Page text:
◆ ◆ ◆ ◆ ◆

Summary: Oracle's MySQL is in pretty good shape, considering the circumstances. Chances are the community will be happier with the 5.5 release than anything we've seen for a very long time - focus is on scalability, finally! The community has been able to patch over the problems that are due to Oracle: keeping the MySQL conference alive, retaining the talent within the ecosystem and addressing enterprise customers with new 3rd party support providers, not the least of which is SkySQL.

Fork 1: Percona Server with XtraDB

In my map of MySQL forks last spring I predicted that XtraDB and the Percona patches would fold into MariaDB. They are in MariaDB, but Percona also productized their own fork of MySQL 5.1. The approach of Percona is to provide "boutique" performance enhancements to a MySQL 5.1 base. They are very focused on customer needs - most enhancements are sponsored by the customers directly.

Positives

  • Percona's work has a track record of a few years now and is running in production at many of their customers. (I wonder if they have any estimate of usage by non-customers, would be really interesting to know.) To continue with such a product is a wise and welcome move.

◆ ◆ ◆ ◆ ◆

Data provided:
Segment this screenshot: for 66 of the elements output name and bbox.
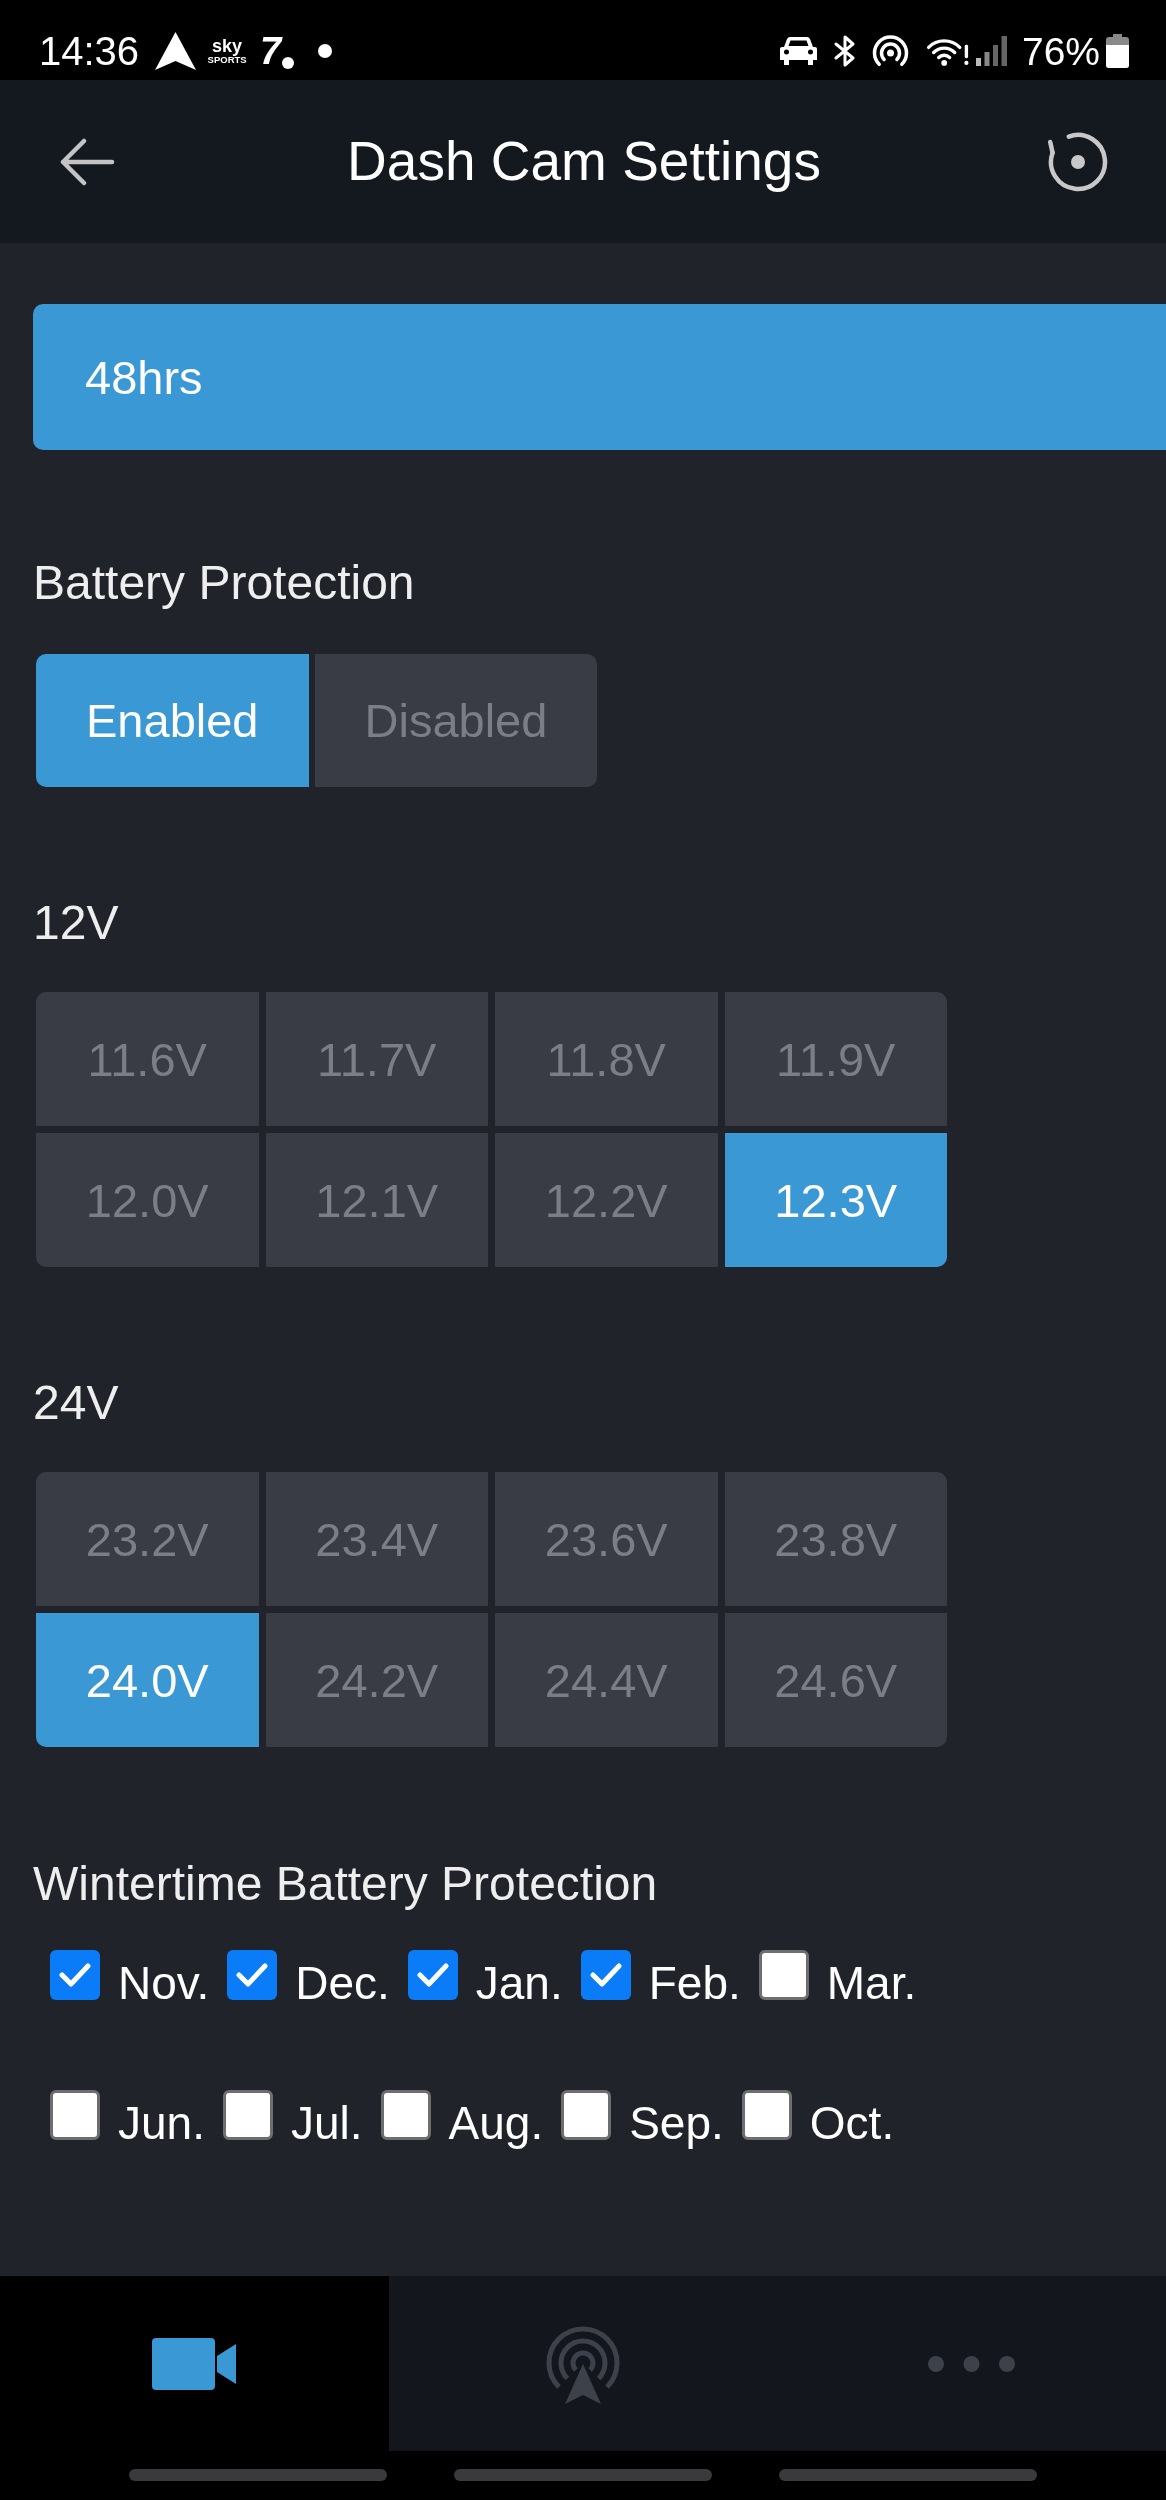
checkbox[interactable]	[580, 1950, 631, 2000]
voltage-option[interactable]: 12.2V	[495, 1133, 718, 1267]
voltage-option[interactable]: 11.6V	[36, 992, 259, 1126]
checkbox-label: Sep.	[629, 2097, 724, 2149]
checkbox[interactable]	[407, 1950, 458, 2000]
checkbox[interactable]	[227, 1950, 278, 2000]
checkbox-label: Jul.	[290, 2097, 363, 2149]
timer-select[interactable]: 48hrs	[33, 304, 1166, 450]
checkbox[interactable]	[380, 2090, 431, 2140]
checkbox[interactable]	[50, 2090, 100, 2140]
voltage-option[interactable]: 24.4V	[495, 1613, 718, 1747]
voltage-option[interactable]: 24.6V	[724, 1613, 947, 1747]
checkbox-label: Oct.	[809, 2097, 895, 2149]
checkmark-icon	[416, 1962, 449, 1988]
voltage-option[interactable]: 23.4V	[265, 1472, 488, 1606]
voltage-option[interactable]: 12.3V	[724, 1133, 947, 1267]
logo-glyph: 7	[260, 32, 282, 70]
battery-percent: 76%	[1021, 31, 1100, 71]
signal-icon	[975, 36, 1007, 66]
checkbox-label: Feb.	[648, 1957, 741, 2009]
checkbox[interactable]	[758, 1950, 809, 2000]
checkbox-label: Mar.	[826, 1957, 917, 2009]
voltage-option[interactable]: 23.6V	[495, 1472, 718, 1606]
checkbox[interactable]	[741, 2090, 792, 2140]
voltage-option[interactable]: 11.8V	[495, 992, 718, 1126]
video-camera-icon	[152, 2337, 237, 2390]
section-label: 24V	[33, 1375, 119, 1431]
checkbox-label: Dec.	[295, 1957, 390, 2009]
camera-tab[interactable]	[0, 2276, 389, 2451]
voltage-option[interactable]: 24.2V	[265, 1613, 488, 1747]
checkmark-icon	[59, 1962, 91, 1988]
navigation-arrow-icon	[155, 32, 197, 70]
hotspot-icon	[870, 35, 910, 67]
checkbox[interactable]	[222, 2090, 273, 2140]
logo-text: sky	[212, 37, 243, 55]
logo-caption: SPORTS	[207, 55, 247, 65]
voltage-option[interactable]: 23.8V	[724, 1472, 947, 1606]
broadcast-arrow-icon	[544, 2323, 622, 2404]
logo-dot-icon	[282, 57, 295, 69]
voltage-option[interactable]: 23.2V	[36, 1472, 259, 1606]
voltage-option[interactable]: 24.0V	[36, 1613, 259, 1747]
checkbox-label: Aug.	[448, 2097, 544, 2149]
segment-option[interactable]: Enabled	[36, 654, 309, 787]
voltage-option[interactable]: 12.1V	[265, 1133, 488, 1267]
reset-icon[interactable]	[1047, 130, 1109, 193]
notification-dot-icon	[318, 44, 333, 58]
checkbox[interactable]	[561, 2090, 612, 2140]
section-label: 12V	[33, 895, 119, 951]
checkmark-icon	[236, 1962, 269, 1988]
more-icon	[928, 2355, 1016, 2372]
voltage-option[interactable]: 12.0V	[36, 1133, 259, 1267]
back-icon[interactable]	[59, 137, 115, 186]
status-time: 14:36	[39, 31, 140, 71]
battery-icon	[1106, 34, 1129, 68]
checkbox-label: Jun.	[118, 2097, 205, 2149]
checkmark-icon	[589, 1962, 622, 1988]
car-icon	[779, 37, 817, 65]
checkbox-label: Nov.	[118, 1957, 210, 2009]
segment-option[interactable]: Disabled	[314, 654, 598, 787]
bluetooth-icon	[832, 35, 857, 67]
voltage-option[interactable]: 11.7V	[265, 992, 488, 1126]
voltage-option[interactable]: 11.9V	[724, 992, 947, 1126]
checkbox-label: Jan.	[475, 1957, 563, 2009]
section-label: Battery Protection	[33, 555, 415, 611]
section-label: Wintertime Battery Protection	[33, 1856, 658, 1912]
checkbox[interactable]	[50, 1950, 100, 2000]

◆ ◆ ◆ ◆ ◆

Task list:
a – According to the page text on MySQL forks, why is it wise for Percona to continue with its own product? Answer in one to three sentences.
b – From the records, reproduce the lines between the one holding "1950, 631, 2000]" and the one holding "1950, 278, 2000]", inclusive.
The records and the page text come from unrelated sources.

Task results:
a – Percona's work has a track record of a few years. It is also already running in production at many of Percona's customers.

b –
checkbox[interactable]	[580, 1950, 631, 2000]
voltage-option[interactable]: 12.2V	[495, 1133, 718, 1267]
voltage-option[interactable]: 11.6V	[36, 992, 259, 1126]
checkbox-label: Sep.	[629, 2097, 724, 2149]
checkbox[interactable]	[407, 1950, 458, 2000]
checkbox[interactable]	[227, 1950, 278, 2000]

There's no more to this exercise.